• **Instructions for the task**: Output the full listing word for word.
*** Source material Section Begins ***
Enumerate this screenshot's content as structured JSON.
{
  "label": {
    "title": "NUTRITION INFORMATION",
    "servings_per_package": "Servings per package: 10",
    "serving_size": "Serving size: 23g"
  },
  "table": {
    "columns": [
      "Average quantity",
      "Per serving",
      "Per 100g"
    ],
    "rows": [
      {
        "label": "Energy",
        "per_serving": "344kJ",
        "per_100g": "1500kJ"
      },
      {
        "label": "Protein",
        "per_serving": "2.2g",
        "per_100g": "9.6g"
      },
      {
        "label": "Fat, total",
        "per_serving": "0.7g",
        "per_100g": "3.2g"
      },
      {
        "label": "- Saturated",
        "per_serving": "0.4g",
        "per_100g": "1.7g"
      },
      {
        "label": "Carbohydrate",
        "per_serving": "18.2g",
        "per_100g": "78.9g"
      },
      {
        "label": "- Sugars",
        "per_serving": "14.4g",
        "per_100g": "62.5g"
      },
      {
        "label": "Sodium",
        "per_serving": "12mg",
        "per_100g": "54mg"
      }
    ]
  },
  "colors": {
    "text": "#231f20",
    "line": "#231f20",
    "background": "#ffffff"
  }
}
*** Source material Section Ends ***
• **Answer section**:
Enumerate this screenshot's content as structured JSON.
{
  "label": {
    "title": "NUTRITION INFORMATION",
    "servings_per_package": "Servings per package: 10",
    "serving_size": "Serving size: 23g"
  },
  "table": {
    "columns": [
      "Average quantity",
      "Per serving",
      "Per 100g"
    ],
    "rows": [
      {
        "label": "Energy",
        "per_serving": "344kJ",
        "per_100g": "1500kJ"
      },
      {
        "label": "Protein",
        "per_serving": "2.2g",
        "per_100g": "9.6g"
      },
      {
        "label": "Fat, total",
        "per_serving": "0.7g",
        "per_100g": "3.2g"
      },
      {
        "label": "- Saturated",
        "per_serving": "0.4g",
        "per_100g": "1.7g"
      },
      {
        "label": "Carbohydrate",
        "per_serving": "18.2g",
        "per_100g": "78.9g"
      },
      {
        "label": "- Sugars",
        "per_serving": "14.4g",
        "per_100g": "62.5g"
      },
      {
        "label": "Sodium",
        "per_serving": "12mg",
        "per_100g": "54mg"
      }
    ]
  },
  "colors": {
    "text": "#231f20",
    "line": "#231f20",
    "background": "#ffffff"
  }
}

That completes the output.